● **Required task**
Check each line of the material below, and copy it if it holds the string "from".

# # #

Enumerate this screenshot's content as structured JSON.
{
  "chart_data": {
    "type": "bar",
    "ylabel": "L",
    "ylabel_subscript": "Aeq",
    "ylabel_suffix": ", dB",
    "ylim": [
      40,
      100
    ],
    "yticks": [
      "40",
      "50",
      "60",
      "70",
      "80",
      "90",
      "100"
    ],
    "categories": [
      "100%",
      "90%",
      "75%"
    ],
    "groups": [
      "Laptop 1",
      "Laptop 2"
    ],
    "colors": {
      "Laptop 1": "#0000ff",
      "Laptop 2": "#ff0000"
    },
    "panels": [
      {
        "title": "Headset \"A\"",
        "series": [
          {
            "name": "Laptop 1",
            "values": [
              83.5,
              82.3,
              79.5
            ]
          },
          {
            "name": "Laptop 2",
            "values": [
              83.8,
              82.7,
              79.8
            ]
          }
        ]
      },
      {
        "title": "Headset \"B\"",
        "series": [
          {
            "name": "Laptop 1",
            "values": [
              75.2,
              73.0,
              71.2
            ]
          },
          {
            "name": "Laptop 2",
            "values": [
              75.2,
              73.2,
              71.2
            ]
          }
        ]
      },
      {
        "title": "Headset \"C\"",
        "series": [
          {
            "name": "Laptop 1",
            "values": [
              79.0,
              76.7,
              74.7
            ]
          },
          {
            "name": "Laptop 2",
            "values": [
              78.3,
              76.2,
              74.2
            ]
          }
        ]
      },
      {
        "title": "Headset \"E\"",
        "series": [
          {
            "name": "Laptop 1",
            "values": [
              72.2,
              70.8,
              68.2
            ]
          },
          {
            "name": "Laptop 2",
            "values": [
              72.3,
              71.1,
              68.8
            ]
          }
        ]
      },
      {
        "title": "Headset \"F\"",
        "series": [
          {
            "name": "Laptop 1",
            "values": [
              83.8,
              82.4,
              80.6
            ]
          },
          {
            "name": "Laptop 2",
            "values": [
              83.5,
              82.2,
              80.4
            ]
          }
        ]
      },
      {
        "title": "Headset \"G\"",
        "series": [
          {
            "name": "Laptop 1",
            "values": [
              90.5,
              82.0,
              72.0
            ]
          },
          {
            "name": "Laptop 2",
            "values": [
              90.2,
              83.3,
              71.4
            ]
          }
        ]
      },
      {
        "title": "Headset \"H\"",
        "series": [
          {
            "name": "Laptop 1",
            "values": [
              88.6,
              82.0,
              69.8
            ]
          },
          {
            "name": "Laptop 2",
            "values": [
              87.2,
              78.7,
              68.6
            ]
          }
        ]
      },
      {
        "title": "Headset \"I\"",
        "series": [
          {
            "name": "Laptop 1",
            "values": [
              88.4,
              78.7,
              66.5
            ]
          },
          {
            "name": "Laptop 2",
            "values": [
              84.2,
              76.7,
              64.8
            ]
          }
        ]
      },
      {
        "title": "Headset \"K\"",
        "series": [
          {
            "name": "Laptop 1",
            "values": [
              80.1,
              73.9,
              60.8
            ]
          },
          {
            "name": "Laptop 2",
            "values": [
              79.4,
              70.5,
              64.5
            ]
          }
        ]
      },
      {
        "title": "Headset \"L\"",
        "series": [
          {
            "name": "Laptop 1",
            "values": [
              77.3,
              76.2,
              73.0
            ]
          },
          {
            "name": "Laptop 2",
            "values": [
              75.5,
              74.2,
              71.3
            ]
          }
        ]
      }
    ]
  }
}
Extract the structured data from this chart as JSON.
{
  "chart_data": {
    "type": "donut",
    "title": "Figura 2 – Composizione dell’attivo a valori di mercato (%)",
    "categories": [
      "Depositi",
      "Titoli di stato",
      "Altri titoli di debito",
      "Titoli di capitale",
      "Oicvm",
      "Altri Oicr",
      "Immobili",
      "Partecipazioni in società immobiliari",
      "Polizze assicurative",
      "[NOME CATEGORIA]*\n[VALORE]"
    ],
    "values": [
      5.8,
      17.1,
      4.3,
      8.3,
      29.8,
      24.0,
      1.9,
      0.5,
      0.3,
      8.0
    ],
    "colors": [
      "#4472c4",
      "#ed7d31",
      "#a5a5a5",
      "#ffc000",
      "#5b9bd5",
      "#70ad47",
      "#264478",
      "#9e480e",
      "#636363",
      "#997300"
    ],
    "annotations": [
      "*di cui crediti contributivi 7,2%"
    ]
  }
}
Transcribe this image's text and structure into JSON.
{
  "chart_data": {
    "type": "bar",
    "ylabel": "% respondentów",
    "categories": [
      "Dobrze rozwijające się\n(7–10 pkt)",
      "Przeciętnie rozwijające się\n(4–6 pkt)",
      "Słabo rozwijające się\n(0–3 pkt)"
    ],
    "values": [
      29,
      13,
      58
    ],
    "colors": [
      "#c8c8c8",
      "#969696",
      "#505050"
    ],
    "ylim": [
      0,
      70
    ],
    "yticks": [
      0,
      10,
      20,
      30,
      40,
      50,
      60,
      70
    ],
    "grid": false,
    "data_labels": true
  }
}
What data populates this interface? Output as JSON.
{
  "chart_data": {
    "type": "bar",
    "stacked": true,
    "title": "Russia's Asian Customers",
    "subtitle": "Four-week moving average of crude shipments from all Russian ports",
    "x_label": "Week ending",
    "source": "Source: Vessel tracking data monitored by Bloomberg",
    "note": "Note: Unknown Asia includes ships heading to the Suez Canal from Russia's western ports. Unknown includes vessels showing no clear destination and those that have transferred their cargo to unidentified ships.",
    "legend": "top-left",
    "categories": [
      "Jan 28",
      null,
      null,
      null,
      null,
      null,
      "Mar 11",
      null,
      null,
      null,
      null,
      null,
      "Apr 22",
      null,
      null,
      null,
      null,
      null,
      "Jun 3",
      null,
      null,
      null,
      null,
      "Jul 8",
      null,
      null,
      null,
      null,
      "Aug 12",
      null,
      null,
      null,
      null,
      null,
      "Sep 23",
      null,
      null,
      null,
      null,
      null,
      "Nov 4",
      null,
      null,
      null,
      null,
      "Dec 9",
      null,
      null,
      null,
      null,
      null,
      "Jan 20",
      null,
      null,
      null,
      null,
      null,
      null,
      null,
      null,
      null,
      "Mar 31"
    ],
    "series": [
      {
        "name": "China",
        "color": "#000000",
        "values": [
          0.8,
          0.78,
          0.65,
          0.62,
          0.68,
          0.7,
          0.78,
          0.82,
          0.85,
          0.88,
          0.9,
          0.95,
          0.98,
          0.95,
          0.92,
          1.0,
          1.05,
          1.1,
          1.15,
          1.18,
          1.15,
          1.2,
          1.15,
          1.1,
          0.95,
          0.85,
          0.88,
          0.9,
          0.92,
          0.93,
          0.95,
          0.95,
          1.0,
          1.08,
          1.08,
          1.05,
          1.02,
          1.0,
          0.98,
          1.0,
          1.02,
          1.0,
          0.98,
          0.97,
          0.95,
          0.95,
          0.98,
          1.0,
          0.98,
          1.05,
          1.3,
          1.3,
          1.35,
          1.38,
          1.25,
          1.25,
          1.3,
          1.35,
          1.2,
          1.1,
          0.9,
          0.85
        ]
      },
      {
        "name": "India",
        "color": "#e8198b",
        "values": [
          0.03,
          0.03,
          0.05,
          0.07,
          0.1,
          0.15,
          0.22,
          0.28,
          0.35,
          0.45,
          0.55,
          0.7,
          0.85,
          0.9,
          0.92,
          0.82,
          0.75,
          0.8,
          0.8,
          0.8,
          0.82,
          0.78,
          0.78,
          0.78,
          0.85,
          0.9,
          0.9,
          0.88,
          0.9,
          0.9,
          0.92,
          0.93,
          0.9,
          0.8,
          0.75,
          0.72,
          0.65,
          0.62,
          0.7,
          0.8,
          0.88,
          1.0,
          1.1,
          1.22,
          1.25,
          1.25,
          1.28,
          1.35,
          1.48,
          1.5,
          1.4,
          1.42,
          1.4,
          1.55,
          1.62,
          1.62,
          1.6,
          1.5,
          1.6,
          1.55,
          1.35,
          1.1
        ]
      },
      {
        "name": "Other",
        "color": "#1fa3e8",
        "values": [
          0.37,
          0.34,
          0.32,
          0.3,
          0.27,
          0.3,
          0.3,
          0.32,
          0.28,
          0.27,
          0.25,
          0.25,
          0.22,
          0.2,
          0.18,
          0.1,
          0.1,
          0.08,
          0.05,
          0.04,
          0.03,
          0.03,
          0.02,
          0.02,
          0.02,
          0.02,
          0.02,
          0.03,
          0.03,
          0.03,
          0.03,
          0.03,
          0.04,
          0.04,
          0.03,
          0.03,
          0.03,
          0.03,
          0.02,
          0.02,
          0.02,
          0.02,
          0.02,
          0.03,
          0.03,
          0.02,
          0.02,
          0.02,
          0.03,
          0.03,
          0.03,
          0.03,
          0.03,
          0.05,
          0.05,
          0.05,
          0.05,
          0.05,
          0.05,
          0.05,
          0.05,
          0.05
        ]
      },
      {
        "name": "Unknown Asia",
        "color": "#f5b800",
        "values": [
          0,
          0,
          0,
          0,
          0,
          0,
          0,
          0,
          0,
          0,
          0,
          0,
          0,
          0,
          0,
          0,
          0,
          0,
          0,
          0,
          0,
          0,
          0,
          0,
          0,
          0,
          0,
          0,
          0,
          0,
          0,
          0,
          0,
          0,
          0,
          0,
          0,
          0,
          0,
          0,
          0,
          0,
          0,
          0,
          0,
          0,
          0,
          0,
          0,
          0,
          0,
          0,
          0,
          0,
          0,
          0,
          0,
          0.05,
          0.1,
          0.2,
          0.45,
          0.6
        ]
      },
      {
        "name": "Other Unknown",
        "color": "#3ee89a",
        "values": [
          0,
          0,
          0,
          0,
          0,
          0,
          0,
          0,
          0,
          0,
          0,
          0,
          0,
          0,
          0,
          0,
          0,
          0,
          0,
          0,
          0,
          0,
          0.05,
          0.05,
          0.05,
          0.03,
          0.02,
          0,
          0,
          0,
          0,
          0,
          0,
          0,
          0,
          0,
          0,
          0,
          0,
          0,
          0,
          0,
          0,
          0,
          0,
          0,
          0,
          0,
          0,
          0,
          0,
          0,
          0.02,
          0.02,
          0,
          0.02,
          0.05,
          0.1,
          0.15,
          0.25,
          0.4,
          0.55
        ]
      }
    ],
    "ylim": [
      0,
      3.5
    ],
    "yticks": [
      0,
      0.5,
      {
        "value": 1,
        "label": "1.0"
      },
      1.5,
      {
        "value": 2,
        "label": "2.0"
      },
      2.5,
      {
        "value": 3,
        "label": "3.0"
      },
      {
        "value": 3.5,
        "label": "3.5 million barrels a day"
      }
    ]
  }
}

# # #

● **Exercise response**
Extract the structured data from this chart as JSON.
    "subtitle": "Four-week moving average of crude shipments from all Russian ports",
    "note": "Note: Unknown Asia includes ships heading to the Suez Canal from Russia's western ports. Unknown includes vessels showing no clear destination and those that have transferred their cargo to unidentified ships.",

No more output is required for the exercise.